In the listing that follows, count each line where the word "Index" appears; write nothing but the count.

######

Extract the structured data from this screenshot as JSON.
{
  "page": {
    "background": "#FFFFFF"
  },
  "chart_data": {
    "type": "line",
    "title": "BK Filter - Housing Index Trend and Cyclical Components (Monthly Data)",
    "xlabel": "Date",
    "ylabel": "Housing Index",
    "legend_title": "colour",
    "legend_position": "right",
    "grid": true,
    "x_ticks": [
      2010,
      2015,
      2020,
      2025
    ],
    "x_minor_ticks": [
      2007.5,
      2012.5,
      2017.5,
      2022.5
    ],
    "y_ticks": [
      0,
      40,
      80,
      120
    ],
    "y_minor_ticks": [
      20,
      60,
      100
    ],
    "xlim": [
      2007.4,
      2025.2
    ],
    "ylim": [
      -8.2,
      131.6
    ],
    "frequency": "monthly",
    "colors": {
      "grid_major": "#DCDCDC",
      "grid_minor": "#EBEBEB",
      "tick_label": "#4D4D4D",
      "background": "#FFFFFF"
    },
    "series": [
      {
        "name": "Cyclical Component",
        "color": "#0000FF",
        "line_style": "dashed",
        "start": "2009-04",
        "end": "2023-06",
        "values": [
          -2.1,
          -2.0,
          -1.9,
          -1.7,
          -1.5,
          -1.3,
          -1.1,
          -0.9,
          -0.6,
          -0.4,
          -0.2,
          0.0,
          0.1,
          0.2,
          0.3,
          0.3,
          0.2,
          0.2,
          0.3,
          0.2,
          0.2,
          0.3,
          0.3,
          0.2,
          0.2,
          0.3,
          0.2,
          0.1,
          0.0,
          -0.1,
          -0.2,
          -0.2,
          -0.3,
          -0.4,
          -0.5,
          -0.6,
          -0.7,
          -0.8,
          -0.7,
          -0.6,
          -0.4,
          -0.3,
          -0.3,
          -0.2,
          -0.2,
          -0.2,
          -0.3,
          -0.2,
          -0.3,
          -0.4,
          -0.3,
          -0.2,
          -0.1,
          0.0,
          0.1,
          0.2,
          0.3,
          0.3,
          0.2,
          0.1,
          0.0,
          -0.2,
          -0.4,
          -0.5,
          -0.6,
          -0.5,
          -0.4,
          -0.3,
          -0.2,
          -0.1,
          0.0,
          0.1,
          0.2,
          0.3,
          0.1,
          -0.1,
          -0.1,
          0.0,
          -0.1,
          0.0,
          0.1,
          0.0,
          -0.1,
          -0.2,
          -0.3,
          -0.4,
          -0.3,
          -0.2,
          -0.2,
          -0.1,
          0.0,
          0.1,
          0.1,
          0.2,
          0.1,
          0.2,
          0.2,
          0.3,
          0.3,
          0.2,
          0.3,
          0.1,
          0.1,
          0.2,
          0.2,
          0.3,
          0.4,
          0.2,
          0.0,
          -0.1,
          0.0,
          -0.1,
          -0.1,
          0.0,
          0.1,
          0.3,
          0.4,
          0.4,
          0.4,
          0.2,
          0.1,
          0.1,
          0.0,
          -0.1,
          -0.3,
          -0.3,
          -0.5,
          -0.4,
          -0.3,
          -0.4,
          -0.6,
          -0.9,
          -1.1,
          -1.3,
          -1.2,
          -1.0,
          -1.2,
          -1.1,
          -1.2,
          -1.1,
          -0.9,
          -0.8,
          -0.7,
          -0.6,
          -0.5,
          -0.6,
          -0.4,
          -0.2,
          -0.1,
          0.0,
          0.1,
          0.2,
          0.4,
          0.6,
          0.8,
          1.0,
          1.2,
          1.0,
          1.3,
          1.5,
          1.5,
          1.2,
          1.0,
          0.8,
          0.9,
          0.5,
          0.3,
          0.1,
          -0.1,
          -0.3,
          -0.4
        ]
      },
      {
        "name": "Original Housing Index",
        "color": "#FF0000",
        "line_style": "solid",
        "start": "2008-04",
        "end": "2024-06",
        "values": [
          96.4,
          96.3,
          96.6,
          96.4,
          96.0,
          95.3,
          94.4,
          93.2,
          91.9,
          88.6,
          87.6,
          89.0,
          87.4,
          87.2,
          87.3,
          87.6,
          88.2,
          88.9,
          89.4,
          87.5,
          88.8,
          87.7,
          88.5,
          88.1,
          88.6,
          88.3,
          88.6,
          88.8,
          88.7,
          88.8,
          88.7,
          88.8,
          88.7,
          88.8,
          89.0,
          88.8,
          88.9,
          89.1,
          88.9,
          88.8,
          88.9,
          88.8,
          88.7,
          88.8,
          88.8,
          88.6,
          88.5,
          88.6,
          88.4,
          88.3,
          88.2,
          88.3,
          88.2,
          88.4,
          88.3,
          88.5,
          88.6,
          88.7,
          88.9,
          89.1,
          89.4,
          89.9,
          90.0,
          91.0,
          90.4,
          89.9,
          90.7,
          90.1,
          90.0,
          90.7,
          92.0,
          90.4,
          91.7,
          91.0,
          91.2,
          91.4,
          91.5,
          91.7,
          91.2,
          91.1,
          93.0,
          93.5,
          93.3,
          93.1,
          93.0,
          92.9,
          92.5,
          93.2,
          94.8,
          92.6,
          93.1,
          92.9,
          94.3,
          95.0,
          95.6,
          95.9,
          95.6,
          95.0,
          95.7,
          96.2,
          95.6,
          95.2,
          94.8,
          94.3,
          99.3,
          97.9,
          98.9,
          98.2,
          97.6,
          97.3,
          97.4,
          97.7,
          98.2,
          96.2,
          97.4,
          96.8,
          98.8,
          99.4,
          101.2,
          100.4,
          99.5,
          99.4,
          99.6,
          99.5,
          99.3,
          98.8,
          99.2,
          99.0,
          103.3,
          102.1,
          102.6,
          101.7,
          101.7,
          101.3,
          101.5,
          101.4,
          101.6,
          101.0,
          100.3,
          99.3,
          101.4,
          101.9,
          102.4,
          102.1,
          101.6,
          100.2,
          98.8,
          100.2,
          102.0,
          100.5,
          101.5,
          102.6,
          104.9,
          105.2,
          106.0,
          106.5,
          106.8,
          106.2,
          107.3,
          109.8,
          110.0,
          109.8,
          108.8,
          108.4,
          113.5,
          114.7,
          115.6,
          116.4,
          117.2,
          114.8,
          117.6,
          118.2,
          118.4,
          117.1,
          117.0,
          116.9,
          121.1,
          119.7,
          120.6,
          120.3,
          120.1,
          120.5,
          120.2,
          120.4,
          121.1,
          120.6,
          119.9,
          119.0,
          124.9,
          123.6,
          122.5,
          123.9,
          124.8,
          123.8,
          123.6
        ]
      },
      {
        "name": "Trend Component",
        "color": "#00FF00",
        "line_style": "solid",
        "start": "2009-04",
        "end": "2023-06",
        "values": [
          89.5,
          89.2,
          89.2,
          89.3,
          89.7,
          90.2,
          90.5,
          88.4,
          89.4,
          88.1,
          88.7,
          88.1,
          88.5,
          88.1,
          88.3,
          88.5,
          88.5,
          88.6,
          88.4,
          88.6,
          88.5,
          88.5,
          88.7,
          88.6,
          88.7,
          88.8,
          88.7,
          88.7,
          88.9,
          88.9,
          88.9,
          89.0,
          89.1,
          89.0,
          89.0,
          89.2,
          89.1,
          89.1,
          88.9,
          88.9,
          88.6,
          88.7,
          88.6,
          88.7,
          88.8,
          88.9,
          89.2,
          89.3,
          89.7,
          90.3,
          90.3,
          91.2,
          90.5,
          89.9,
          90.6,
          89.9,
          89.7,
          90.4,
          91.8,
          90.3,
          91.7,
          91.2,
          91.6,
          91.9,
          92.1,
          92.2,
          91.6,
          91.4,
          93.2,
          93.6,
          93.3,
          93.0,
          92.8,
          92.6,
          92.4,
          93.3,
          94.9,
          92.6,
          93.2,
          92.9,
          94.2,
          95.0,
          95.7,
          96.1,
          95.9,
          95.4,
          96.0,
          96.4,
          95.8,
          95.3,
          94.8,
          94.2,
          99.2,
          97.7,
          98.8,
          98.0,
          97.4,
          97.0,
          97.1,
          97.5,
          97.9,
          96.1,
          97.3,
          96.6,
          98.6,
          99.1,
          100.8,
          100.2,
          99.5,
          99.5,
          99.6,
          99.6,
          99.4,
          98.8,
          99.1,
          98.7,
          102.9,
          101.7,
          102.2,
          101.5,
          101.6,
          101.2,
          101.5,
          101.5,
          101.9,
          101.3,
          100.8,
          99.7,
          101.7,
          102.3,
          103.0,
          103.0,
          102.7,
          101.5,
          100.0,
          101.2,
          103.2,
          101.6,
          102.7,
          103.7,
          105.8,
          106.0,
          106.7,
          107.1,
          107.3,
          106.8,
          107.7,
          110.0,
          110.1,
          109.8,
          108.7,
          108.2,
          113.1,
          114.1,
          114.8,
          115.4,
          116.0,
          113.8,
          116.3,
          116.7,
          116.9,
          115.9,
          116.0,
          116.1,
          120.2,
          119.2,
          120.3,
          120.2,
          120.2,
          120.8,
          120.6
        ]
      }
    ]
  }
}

######

WORKED SOLUTION — 3